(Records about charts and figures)
........
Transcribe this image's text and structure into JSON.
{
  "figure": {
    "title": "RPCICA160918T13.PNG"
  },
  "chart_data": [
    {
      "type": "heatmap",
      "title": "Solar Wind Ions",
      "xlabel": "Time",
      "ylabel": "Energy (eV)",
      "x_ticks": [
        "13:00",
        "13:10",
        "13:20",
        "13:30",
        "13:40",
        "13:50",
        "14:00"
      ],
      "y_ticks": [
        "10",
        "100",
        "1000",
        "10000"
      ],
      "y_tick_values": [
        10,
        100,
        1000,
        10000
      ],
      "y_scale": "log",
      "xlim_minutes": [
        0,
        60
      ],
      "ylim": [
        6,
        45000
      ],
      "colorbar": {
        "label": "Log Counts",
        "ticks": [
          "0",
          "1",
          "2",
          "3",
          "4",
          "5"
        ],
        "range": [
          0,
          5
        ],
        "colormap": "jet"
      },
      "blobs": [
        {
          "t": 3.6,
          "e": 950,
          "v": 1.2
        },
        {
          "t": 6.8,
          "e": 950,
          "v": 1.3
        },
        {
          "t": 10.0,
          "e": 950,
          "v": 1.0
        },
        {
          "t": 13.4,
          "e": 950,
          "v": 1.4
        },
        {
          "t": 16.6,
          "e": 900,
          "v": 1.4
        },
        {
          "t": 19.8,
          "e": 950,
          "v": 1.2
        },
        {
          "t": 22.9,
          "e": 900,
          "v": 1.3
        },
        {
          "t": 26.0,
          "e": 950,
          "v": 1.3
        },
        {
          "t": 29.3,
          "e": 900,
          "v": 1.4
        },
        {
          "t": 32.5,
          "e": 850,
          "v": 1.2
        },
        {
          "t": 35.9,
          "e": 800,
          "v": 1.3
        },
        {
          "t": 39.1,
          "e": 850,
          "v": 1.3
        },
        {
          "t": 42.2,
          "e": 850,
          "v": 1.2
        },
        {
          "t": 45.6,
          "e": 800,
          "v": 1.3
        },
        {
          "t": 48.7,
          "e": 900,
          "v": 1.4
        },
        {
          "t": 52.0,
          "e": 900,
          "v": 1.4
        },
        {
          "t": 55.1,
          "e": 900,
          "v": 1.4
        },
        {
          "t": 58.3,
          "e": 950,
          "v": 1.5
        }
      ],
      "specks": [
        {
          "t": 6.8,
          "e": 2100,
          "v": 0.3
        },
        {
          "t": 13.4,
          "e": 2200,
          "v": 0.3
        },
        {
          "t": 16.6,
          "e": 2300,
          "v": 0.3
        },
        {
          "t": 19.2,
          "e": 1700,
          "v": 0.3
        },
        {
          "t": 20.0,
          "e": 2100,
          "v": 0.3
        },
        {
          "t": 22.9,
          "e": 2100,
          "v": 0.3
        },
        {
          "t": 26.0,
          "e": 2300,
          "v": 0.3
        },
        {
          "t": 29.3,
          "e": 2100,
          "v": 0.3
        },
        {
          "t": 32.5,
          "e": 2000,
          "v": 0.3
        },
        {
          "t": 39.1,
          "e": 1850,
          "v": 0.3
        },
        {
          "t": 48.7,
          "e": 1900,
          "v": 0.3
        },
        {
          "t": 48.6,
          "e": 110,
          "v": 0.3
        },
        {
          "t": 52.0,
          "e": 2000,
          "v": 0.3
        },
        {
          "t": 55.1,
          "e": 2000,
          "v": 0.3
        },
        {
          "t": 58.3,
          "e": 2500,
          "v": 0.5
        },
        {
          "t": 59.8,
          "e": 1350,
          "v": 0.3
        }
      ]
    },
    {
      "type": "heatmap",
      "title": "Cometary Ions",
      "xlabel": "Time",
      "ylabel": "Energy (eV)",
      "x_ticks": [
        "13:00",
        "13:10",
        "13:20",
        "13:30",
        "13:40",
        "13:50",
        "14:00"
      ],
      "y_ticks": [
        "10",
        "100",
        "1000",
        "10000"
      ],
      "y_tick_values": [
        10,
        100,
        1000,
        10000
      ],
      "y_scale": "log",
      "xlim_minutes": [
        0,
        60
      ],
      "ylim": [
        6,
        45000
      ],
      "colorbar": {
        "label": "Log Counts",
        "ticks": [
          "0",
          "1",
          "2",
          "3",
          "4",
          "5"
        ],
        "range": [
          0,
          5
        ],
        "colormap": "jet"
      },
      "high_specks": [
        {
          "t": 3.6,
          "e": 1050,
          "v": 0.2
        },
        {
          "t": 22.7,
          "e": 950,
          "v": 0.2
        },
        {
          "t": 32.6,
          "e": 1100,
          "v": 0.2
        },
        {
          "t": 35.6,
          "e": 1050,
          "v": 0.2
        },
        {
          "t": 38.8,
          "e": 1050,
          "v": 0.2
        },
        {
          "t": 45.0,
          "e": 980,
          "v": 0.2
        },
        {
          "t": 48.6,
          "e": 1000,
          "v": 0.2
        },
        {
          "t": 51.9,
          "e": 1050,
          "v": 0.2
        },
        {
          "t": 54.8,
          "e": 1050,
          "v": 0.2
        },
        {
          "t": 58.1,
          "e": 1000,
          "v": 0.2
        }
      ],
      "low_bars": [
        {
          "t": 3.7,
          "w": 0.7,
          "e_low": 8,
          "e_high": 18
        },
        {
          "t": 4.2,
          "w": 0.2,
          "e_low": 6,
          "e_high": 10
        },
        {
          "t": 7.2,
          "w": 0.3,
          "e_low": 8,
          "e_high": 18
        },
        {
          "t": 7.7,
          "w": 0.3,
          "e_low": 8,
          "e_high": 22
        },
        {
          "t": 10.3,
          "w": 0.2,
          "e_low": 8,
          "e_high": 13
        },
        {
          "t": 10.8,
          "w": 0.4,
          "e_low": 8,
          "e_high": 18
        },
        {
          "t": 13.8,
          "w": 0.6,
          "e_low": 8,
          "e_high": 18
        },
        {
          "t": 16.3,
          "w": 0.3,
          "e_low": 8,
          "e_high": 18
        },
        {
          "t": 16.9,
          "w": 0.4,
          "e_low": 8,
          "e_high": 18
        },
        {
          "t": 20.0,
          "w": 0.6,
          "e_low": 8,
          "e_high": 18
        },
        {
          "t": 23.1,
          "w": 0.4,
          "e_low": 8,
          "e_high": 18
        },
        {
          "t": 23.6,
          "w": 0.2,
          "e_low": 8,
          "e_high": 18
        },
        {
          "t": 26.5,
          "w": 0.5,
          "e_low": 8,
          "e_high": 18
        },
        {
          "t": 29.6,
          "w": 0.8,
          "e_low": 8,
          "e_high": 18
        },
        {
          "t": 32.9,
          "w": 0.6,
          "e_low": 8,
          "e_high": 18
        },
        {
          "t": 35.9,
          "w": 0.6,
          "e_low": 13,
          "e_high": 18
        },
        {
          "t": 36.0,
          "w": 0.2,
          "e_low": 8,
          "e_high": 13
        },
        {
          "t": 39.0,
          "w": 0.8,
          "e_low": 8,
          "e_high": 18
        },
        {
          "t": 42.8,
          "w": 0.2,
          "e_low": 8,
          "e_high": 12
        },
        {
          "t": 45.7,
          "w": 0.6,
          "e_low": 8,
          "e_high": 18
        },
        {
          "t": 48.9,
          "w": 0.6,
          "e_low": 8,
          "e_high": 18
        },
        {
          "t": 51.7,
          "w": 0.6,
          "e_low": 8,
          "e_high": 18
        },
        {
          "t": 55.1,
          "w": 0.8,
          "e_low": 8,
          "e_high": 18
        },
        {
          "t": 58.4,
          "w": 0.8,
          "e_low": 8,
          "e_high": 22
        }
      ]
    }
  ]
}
........
» **What the task asks**: Restate the data above word for word, please.

» **Output for this exercise**:
Transcribe this image's text and structure into JSON.
{
  "figure": {
    "title": "RPCICA160918T13.PNG"
  },
  "chart_data": [
    {
      "type": "heatmap",
      "title": "Solar Wind Ions",
      "xlabel": "Time",
      "ylabel": "Energy (eV)",
      "x_ticks": [
        "13:00",
        "13:10",
        "13:20",
        "13:30",
        "13:40",
        "13:50",
        "14:00"
      ],
      "y_ticks": [
        "10",
        "100",
        "1000",
        "10000"
      ],
      "y_tick_values": [
        10,
        100,
        1000,
        10000
      ],
      "y_scale": "log",
      "xlim_minutes": [
        0,
        60
      ],
      "ylim": [
        6,
        45000
      ],
      "colorbar": {
        "label": "Log Counts",
        "ticks": [
          "0",
          "1",
          "2",
          "3",
          "4",
          "5"
        ],
        "range": [
          0,
          5
        ],
        "colormap": "jet"
      },
      "blobs": [
        {
          "t": 3.6,
          "e": 950,
          "v": 1.2
        },
        {
          "t": 6.8,
          "e": 950,
          "v": 1.3
        },
        {
          "t": 10.0,
          "e": 950,
          "v": 1.0
        },
        {
          "t": 13.4,
          "e": 950,
          "v": 1.4
        },
        {
          "t": 16.6,
          "e": 900,
          "v": 1.4
        },
        {
          "t": 19.8,
          "e": 950,
          "v": 1.2
        },
        {
          "t": 22.9,
          "e": 900,
          "v": 1.3
        },
        {
          "t": 26.0,
          "e": 950,
          "v": 1.3
        },
        {
          "t": 29.3,
          "e": 900,
          "v": 1.4
        },
        {
          "t": 32.5,
          "e": 850,
          "v": 1.2
        },
        {
          "t": 35.9,
          "e": 800,
          "v": 1.3
        },
        {
          "t": 39.1,
          "e": 850,
          "v": 1.3
        },
        {
          "t": 42.2,
          "e": 850,
          "v": 1.2
        },
        {
          "t": 45.6,
          "e": 800,
          "v": 1.3
        },
        {
          "t": 48.7,
          "e": 900,
          "v": 1.4
        },
        {
          "t": 52.0,
          "e": 900,
          "v": 1.4
        },
        {
          "t": 55.1,
          "e": 900,
          "v": 1.4
        },
        {
          "t": 58.3,
          "e": 950,
          "v": 1.5
        }
      ],
      "specks": [
        {
          "t": 6.8,
          "e": 2100,
          "v": 0.3
        },
        {
          "t": 13.4,
          "e": 2200,
          "v": 0.3
        },
        {
          "t": 16.6,
          "e": 2300,
          "v": 0.3
        },
        {
          "t": 19.2,
          "e": 1700,
          "v": 0.3
        },
        {
          "t": 20.0,
          "e": 2100,
          "v": 0.3
        },
        {
          "t": 22.9,
          "e": 2100,
          "v": 0.3
        },
        {
          "t": 26.0,
          "e": 2300,
          "v": 0.3
        },
        {
          "t": 29.3,
          "e": 2100,
          "v": 0.3
        },
        {
          "t": 32.5,
          "e": 2000,
          "v": 0.3
        },
        {
          "t": 39.1,
          "e": 1850,
          "v": 0.3
        },
        {
          "t": 48.7,
          "e": 1900,
          "v": 0.3
        },
        {
          "t": 48.6,
          "e": 110,
          "v": 0.3
        },
        {
          "t": 52.0,
          "e": 2000,
          "v": 0.3
        },
        {
          "t": 55.1,
          "e": 2000,
          "v": 0.3
        },
        {
          "t": 58.3,
          "e": 2500,
          "v": 0.5
        },
        {
          "t": 59.8,
          "e": 1350,
          "v": 0.3
        }
      ]
    },
    {
      "type": "heatmap",
      "title": "Cometary Ions",
      "xlabel": "Time",
      "ylabel": "Energy (eV)",
      "x_ticks": [
        "13:00",
        "13:10",
        "13:20",
        "13:30",
        "13:40",
        "13:50",
        "14:00"
      ],
      "y_ticks": [
        "10",
        "100",
        "1000",
        "10000"
      ],
      "y_tick_values": [
        10,
        100,
        1000,
        10000
      ],
      "y_scale": "log",
      "xlim_minutes": [
        0,
        60
      ],
      "ylim": [
        6,
        45000
      ],
      "colorbar": {
        "label": "Log Counts",
        "ticks": [
          "0",
          "1",
          "2",
          "3",
          "4",
          "5"
        ],
        "range": [
          0,
          5
        ],
        "colormap": "jet"
      },
      "high_specks": [
        {
          "t": 3.6,
          "e": 1050,
          "v": 0.2
        },
        {
          "t": 22.7,
          "e": 950,
          "v": 0.2
        },
        {
          "t": 32.6,
          "e": 1100,
          "v": 0.2
        },
        {
          "t": 35.6,
          "e": 1050,
          "v": 0.2
        },
        {
          "t": 38.8,
          "e": 1050,
          "v": 0.2
        },
        {
          "t": 45.0,
          "e": 980,
          "v": 0.2
        },
        {
          "t": 48.6,
          "e": 1000,
          "v": 0.2
        },
        {
          "t": 51.9,
          "e": 1050,
          "v": 0.2
        },
        {
          "t": 54.8,
          "e": 1050,
          "v": 0.2
        },
        {
          "t": 58.1,
          "e": 1000,
          "v": 0.2
        }
      ],
      "low_bars": [
        {
          "t": 3.7,
          "w": 0.7,
          "e_low": 8,
          "e_high": 18
        },
        {
          "t": 4.2,
          "w": 0.2,
          "e_low": 6,
          "e_high": 10
        },
        {
          "t": 7.2,
          "w": 0.3,
          "e_low": 8,
          "e_high": 18
        },
        {
          "t": 7.7,
          "w": 0.3,
          "e_low": 8,
          "e_high": 22
        },
        {
          "t": 10.3,
          "w": 0.2,
          "e_low": 8,
          "e_high": 13
        },
        {
          "t": 10.8,
          "w": 0.4,
          "e_low": 8,
          "e_high": 18
        },
        {
          "t": 13.8,
          "w": 0.6,
          "e_low": 8,
          "e_high": 18
        },
        {
          "t": 16.3,
          "w": 0.3,
          "e_low": 8,
          "e_high": 18
        },
        {
          "t": 16.9,
          "w": 0.4,
          "e_low": 8,
          "e_high": 18
        },
        {
          "t": 20.0,
          "w": 0.6,
          "e_low": 8,
          "e_high": 18
        },
        {
          "t": 23.1,
          "w": 0.4,
          "e_low": 8,
          "e_high": 18
        },
        {
          "t": 23.6,
          "w": 0.2,
          "e_low": 8,
          "e_high": 18
        },
        {
          "t": 26.5,
          "w": 0.5,
          "e_low": 8,
          "e_high": 18
        },
        {
          "t": 29.6,
          "w": 0.8,
          "e_low": 8,
          "e_high": 18
        },
        {
          "t": 32.9,
          "w": 0.6,
          "e_low": 8,
          "e_high": 18
        },
        {
          "t": 35.9,
          "w": 0.6,
          "e_low": 13,
          "e_high": 18
        },
        {
          "t": 36.0,
          "w": 0.2,
          "e_low": 8,
          "e_high": 13
        },
        {
          "t": 39.0,
          "w": 0.8,
          "e_low": 8,
          "e_high": 18
        },
        {
          "t": 42.8,
          "w": 0.2,
          "e_low": 8,
          "e_high": 12
        },
        {
          "t": 45.7,
          "w": 0.6,
          "e_low": 8,
          "e_high": 18
        },
        {
          "t": 48.9,
          "w": 0.6,
          "e_low": 8,
          "e_high": 18
        },
        {
          "t": 51.7,
          "w": 0.6,
          "e_low": 8,
          "e_high": 18
        },
        {
          "t": 55.1,
          "w": 0.8,
          "e_low": 8,
          "e_high": 18
        },
        {
          "t": 58.4,
          "w": 0.8,
          "e_low": 8,
          "e_high": 22
        }
      ]
    }
  ]
}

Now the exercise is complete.